#### [TASK]
Which lines in the material below contain the word "four"? Copy each of them.

━━━━━ INPUT RECORDS

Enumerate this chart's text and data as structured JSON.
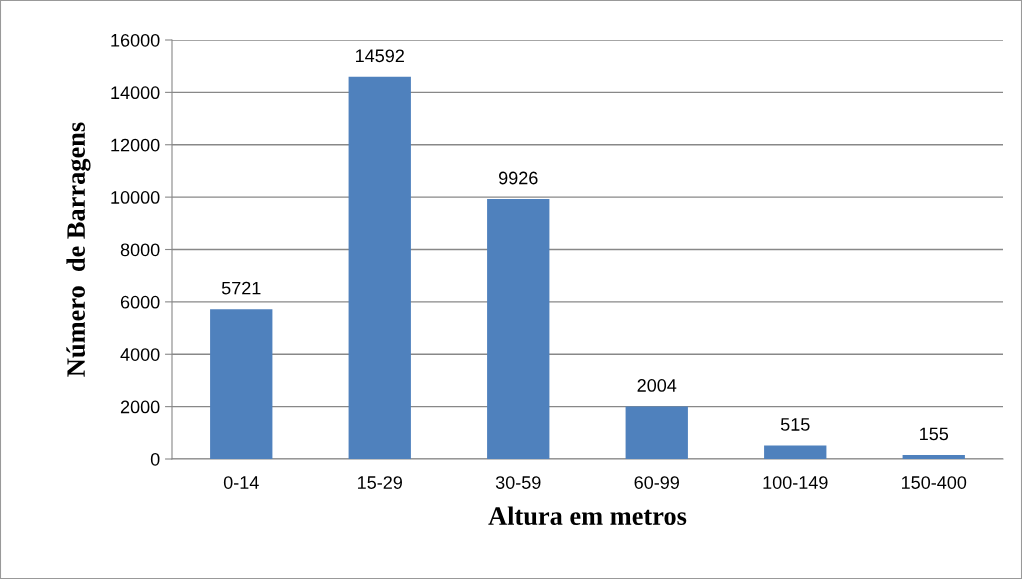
{
  "chart_data": {
    "type": "bar",
    "xlabel": "Altura em metros",
    "ylabel": "Número  de Barragens",
    "categories": [
      "0-14",
      "15-29",
      "30-59",
      "60-99",
      "100-149",
      "150-400"
    ],
    "values": [
      5721,
      14592,
      9926,
      2004,
      515,
      155
    ],
    "color": "#4f81bd",
    "ylim": [
      0,
      16000
    ],
    "yticks": [
      0,
      2000,
      4000,
      6000,
      8000,
      10000,
      12000,
      14000,
      16000
    ],
    "grid": "y",
    "data_labels": true
  }
}
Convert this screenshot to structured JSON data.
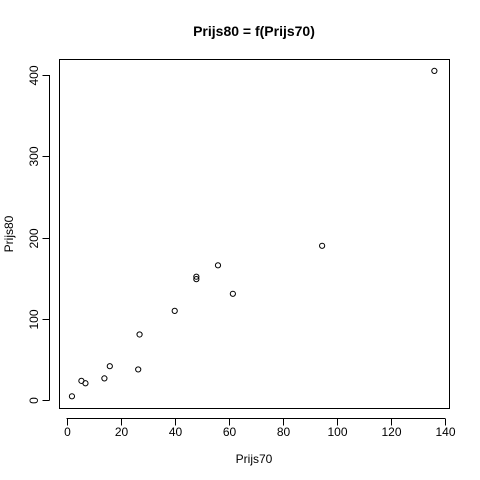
{
  "chart_data": {
    "type": "scatter",
    "title": "Prijs80 = f(Prijs70)",
    "xlabel": "Prijs70",
    "ylabel": "Prijs80",
    "xlim": [
      -2.6,
      141.6
    ],
    "ylim": [
      -10,
      419
    ],
    "x_ticks": [
      0,
      20,
      40,
      60,
      80,
      100,
      120,
      140
    ],
    "y_ticks": [
      0,
      100,
      200,
      300,
      400
    ],
    "grid": false,
    "points": [
      {
        "x": 2,
        "y": 5
      },
      {
        "x": 5.5,
        "y": 24
      },
      {
        "x": 7,
        "y": 21
      },
      {
        "x": 14,
        "y": 27
      },
      {
        "x": 16,
        "y": 42
      },
      {
        "x": 26.5,
        "y": 38
      },
      {
        "x": 27,
        "y": 81
      },
      {
        "x": 40,
        "y": 110
      },
      {
        "x": 48,
        "y": 149
      },
      {
        "x": 48,
        "y": 152
      },
      {
        "x": 56,
        "y": 166
      },
      {
        "x": 61.5,
        "y": 131
      },
      {
        "x": 94.5,
        "y": 190
      },
      {
        "x": 136,
        "y": 405
      }
    ]
  }
}
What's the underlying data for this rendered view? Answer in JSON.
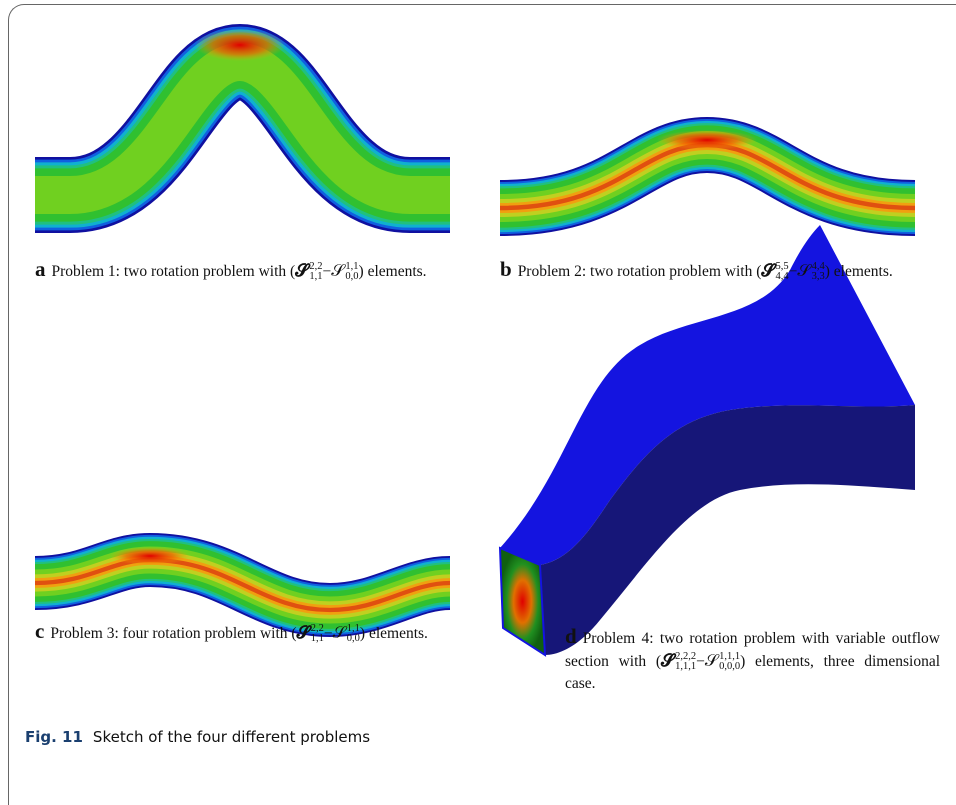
{
  "panels": [
    {
      "label": "a",
      "text": "Problem 1: two rotation problem with",
      "math": [
        "(",
        {
          "base": "𝓢",
          "sup": "2,2",
          "sub": "1,1"
        },
        "−",
        {
          "base": "𝒮",
          "sup": "1,1",
          "sub": "0,0"
        },
        ")"
      ],
      "tail": "elements."
    },
    {
      "label": "b",
      "text": "Problem 2: two rotation problem with",
      "math": [
        "(",
        {
          "base": "𝓢",
          "sup": "5,5",
          "sub": "4,4"
        },
        "−",
        {
          "base": "𝒮",
          "sup": "4,4",
          "sub": "3,3"
        },
        ")"
      ],
      "tail": "elements."
    },
    {
      "label": "c",
      "text": "Problem 3: four rotation problem with",
      "math": [
        "(",
        {
          "base": "𝓢",
          "sup": "2,2",
          "sub": "1,1"
        },
        "−",
        {
          "base": "𝒮",
          "sup": "1,1",
          "sub": "0,0"
        },
        ")"
      ],
      "tail": "elements."
    },
    {
      "label": "d",
      "text": "Problem 4: two rotation problem with variable outflow section with",
      "math": [
        "(",
        {
          "base": "𝓢",
          "sup": "2,2,2",
          "sub": "1,1,1"
        },
        "−",
        {
          "base": "𝒮",
          "sup": "1,1,1",
          "sub": "0,0,0"
        },
        ")"
      ],
      "tail": "elements, three dimensional case."
    }
  ],
  "caption": {
    "label": "Fig. 11",
    "text": "Sketch of the four different problems"
  }
}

━━━━━━━━━━

#### [SOLUTION FOR THIS EXERCISE]
      "text": "Problem 3: four rotation problem with",
    "text": "Sketch of the four different problems"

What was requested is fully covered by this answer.